What is asked >> Reproduce the listing exactly, with no pictures in your copy.

Available data >>
# # # #

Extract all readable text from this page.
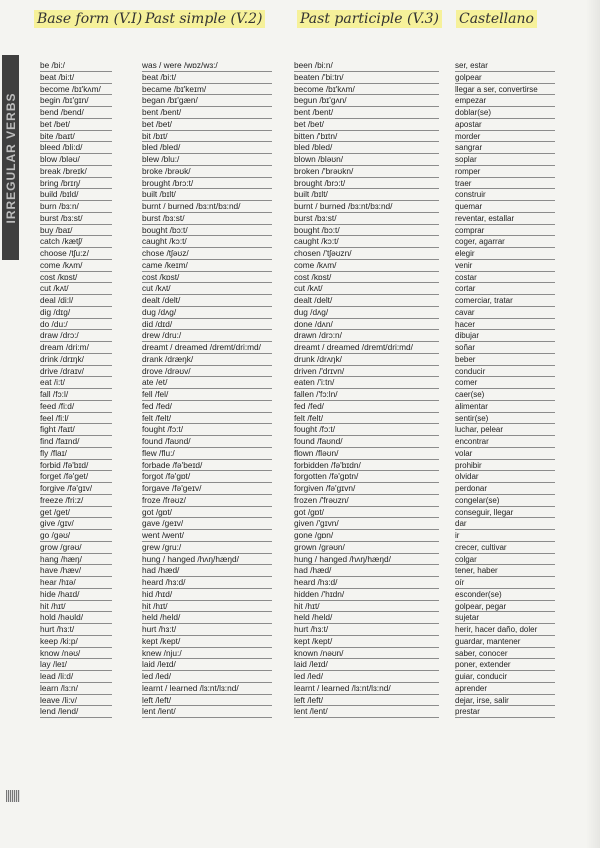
Base form (V.I) Past simple (V.2)	Past participle (V.3) Castellano
IRREGULAR VERBS
be /bi:/
beat /bi:t/
become /bɪ'kʌm/
begin /bɪ'gɪn/
bend /bend/
bet /bet/
bite /baɪt/
bleed /bli:d/
blow /bləʊ/
break /breɪk/
bring /brɪŋ/
build /bɪld/
burn /bɜ:n/
burst /bɜ:st/
buy /baɪ/
catch /kætʃ/
choose /tʃu:z/
come /kʌm/
cost /kɒst/
cut /kʌt/
deal /di:l/
dig /dɪg/
do /du:/
draw /drɔ:/
dream /dri:m/
drink /drɪŋk/
drive /draɪv/
eat /i:t/
fall /fɔ:l/
feed /fi:d/
feel /fi:l/
fight /faɪt/
find /faɪnd/
fly /flaɪ/
forbid /fə'bɪd/
forget /fə'get/
forgive /fə'gɪv/
freeze /fri:z/
get /get/
give /gɪv/
go /gəʊ/
grow /grəʊ/
hang /hæŋ/
have /hæv/
hear /hɪə/
hide /haɪd/
hit /hɪt/
hold /həʊld/
hurt /hɜ:t/
keep /ki:p/
know /nəʊ/
lay /leɪ/
lead /li:d/
learn /lɜ:n/
leave /li:v/
lend /lend/
was / were /wɒz/wɜ:/
beat /bi:t/
became /bɪ'keɪm/
began /bɪ'gæn/
bent /bent/
bet /bet/
bit /bɪt/
bled /bled/
blew /blu:/
broke /brəʊk/
brought /brɔ:t/
built /bɪlt/
burnt / burned /bɜ:nt/bɜ:nd/
burst /bɜ:st/
bought /bɔ:t/
caught /kɔ:t/
chose /tʃəʊz/
came /keɪm/
cost /kɒst/
cut /kʌt/
dealt /delt/
dug /dʌg/
did /dɪd/
drew /dru:/
dreamt / dreamed /dremt/dri:md/
drank /dræŋk/
drove /drəʊv/
ate /et/
fell /fel/
fed /fed/
felt /felt/
fought /fɔ:t/
found /faʊnd/
flew /flu:/
forbade /fə'beɪd/
forgot /fə'gɒt/
forgave /fə'geɪv/
froze /frəʊz/
got /gɒt/
gave /geɪv/
went /went/
grew /gru:/
hung / hanged /hʌŋ/hæŋd/
had /hæd/
heard /hɜ:d/
hid /hɪd/
hit /hɪt/
held /held/
hurt /hɜ:t/
kept /kept/
knew /nju:/
laid /leɪd/
led /led/
learnt / learned /lɜ:nt/lɜ:nd/
left /left/
lent /lent/
been /bi:n/
beaten /'bi:tn/
become /bɪ'kʌm/
begun /bɪ'gʌn/
bent /bent/
bet /bet/
bitten /'bɪtn/
bled /bled/
blown /bləʊn/
broken /'brəʊkn/
brought /brɔ:t/
built /bɪlt/
burnt / burned /bɜ:nt/bɜ:nd/
burst /bɜ:st/
bought /bɔ:t/
caught /kɔ:t/
chosen /'tʃəʊzn/
come /kʌm/
cost /kɒst/
cut /kʌt/
dealt /delt/
dug /dʌg/
done /dʌn/
drawn /drɔ:n/
dreamt / dreamed /dremt/dri:md/
drunk /drʌŋk/
driven /'drɪvn/
eaten /'i:tn/
fallen /'fɔ:ln/
fed /fed/
felt /felt/
fought /fɔ:t/
found /faʊnd/
flown /fləʊn/
forbidden /fə'bɪdn/
forgotten /fə'gɒtn/
forgiven /fə'gɪvn/
frozen /'frəʊzn/
got /gɒt/
given /'gɪvn/
gone /gɒn/
grown /grəʊn/
hung / hanged /hʌŋ/hæŋd/
had /hæd/
heard /hɜ:d/
hidden /'hɪdn/
hit /hɪt/
held /held/
hurt /hɜ:t/
kept /kept/
known /nəʊn/
laid /leɪd/
led /led/
learnt / learned /lɜ:nt/lɜ:nd/
left /left/
lent /lent/
ser, estar
golpear
llegar a ser, convertirse
empezar
doblar(se)
apostar
morder
sangrar
soplar
romper
traer
construir
quemar
reventar, estallar
comprar
coger, agarrar
elegir
venir
costar
cortar
comerciar, tratar
cavar
hacer
dibujar
soñar
beber
conducir
comer
caer(se)
alimentar
sentir(se)
luchar, pelear
encontrar
volar
prohibir
olvidar
perdonar
congelar(se)
conseguir, llegar
dar
ir
crecer, cultivar
colgar
tener, haber
oír
esconder(se)
golpear, pegar
sujetar
herir, hacer daño, doler
guardar, mantener
saber, conocer
poner, extender
guiar, conducir
aprender
dejar, irse, salir
prestar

# # # #

Complete response >>
Extract all readable text from this page.
Base form (V.I) Past simple (V.2)	Past participle (V.3) Castellano
IRREGULAR VERBS
be /bi:/
beat /bi:t/
become /bɪ'kʌm/
begin /bɪ'gɪn/
bend /bend/
bet /bet/
bite /baɪt/
bleed /bli:d/
blow /bləʊ/
break /breɪk/
bring /brɪŋ/
build /bɪld/
burn /bɜ:n/
burst /bɜ:st/
buy /baɪ/
catch /kætʃ/
choose /tʃu:z/
come /kʌm/
cost /kɒst/
cut /kʌt/
deal /di:l/
dig /dɪg/
do /du:/
draw /drɔ:/
dream /dri:m/
drink /drɪŋk/
drive /draɪv/
eat /i:t/
fall /fɔ:l/
feed /fi:d/
feel /fi:l/
fight /faɪt/
find /faɪnd/
fly /flaɪ/
forbid /fə'bɪd/
forget /fə'get/
forgive /fə'gɪv/
freeze /fri:z/
get /get/
give /gɪv/
go /gəʊ/
grow /grəʊ/
hang /hæŋ/
have /hæv/
hear /hɪə/
hide /haɪd/
hit /hɪt/
hold /həʊld/
hurt /hɜ:t/
keep /ki:p/
know /nəʊ/
lay /leɪ/
lead /li:d/
learn /lɜ:n/
leave /li:v/
lend /lend/
was / were /wɒz/wɜ:/
beat /bi:t/
became /bɪ'keɪm/
began /bɪ'gæn/
bent /bent/
bet /bet/
bit /bɪt/
bled /bled/
blew /blu:/
broke /brəʊk/
brought /brɔ:t/
built /bɪlt/
burnt / burned /bɜ:nt/bɜ:nd/
burst /bɜ:st/
bought /bɔ:t/
caught /kɔ:t/
chose /tʃəʊz/
came /keɪm/
cost /kɒst/
cut /kʌt/
dealt /delt/
dug /dʌg/
did /dɪd/
drew /dru:/
dreamt / dreamed /dremt/dri:md/
drank /dræŋk/
drove /drəʊv/
ate /et/
fell /fel/
fed /fed/
felt /felt/
fought /fɔ:t/
found /faʊnd/
flew /flu:/
forbade /fə'beɪd/
forgot /fə'gɒt/
forgave /fə'geɪv/
froze /frəʊz/
got /gɒt/
gave /geɪv/
went /went/
grew /gru:/
hung / hanged /hʌŋ/hæŋd/
had /hæd/
heard /hɜ:d/
hid /hɪd/
hit /hɪt/
held /held/
hurt /hɜ:t/
kept /kept/
knew /nju:/
laid /leɪd/
led /led/
learnt / learned /lɜ:nt/lɜ:nd/
left /left/
lent /lent/
been /bi:n/
beaten /'bi:tn/
become /bɪ'kʌm/
begun /bɪ'gʌn/
bent /bent/
bet /bet/
bitten /'bɪtn/
bled /bled/
blown /bləʊn/
broken /'brəʊkn/
brought /brɔ:t/
built /bɪlt/
burnt / burned /bɜ:nt/bɜ:nd/
burst /bɜ:st/
bought /bɔ:t/
caught /kɔ:t/
chosen /'tʃəʊzn/
come /kʌm/
cost /kɒst/
cut /kʌt/
dealt /delt/
dug /dʌg/
done /dʌn/
drawn /drɔ:n/
dreamt / dreamed /dremt/dri:md/
drunk /drʌŋk/
driven /'drɪvn/
eaten /'i:tn/
fallen /'fɔ:ln/
fed /fed/
felt /felt/
fought /fɔ:t/
found /faʊnd/
flown /fləʊn/
forbidden /fə'bɪdn/
forgotten /fə'gɒtn/
forgiven /fə'gɪvn/
frozen /'frəʊzn/
got /gɒt/
given /'gɪvn/
gone /gɒn/
grown /grəʊn/
hung / hanged /hʌŋ/hæŋd/
had /hæd/
heard /hɜ:d/
hidden /'hɪdn/
hit /hɪt/
held /held/
hurt /hɜ:t/
kept /kept/
known /nəʊn/
laid /leɪd/
led /led/
learnt / learned /lɜ:nt/lɜ:nd/
left /left/
lent /lent/
ser, estar
golpear
llegar a ser, convertirse
empezar
doblar(se)
apostar
morder
sangrar
soplar
romper
traer
construir
quemar
reventar, estallar
comprar
coger, agarrar
elegir
venir
costar
cortar
comerciar, tratar
cavar
hacer
dibujar
soñar
beber
conducir
comer
caer(se)
alimentar
sentir(se)
luchar, pelear
encontrar
volar
prohibir
olvidar
perdonar
congelar(se)
conseguir, llegar
dar
ir
crecer, cultivar
colgar
tener, haber
oír
esconder(se)
golpear, pegar
sujetar
herir, hacer daño, doler
guardar, mantener
saber, conocer
poner, extender
guiar, conducir
aprender
dejar, irse, salir
prestar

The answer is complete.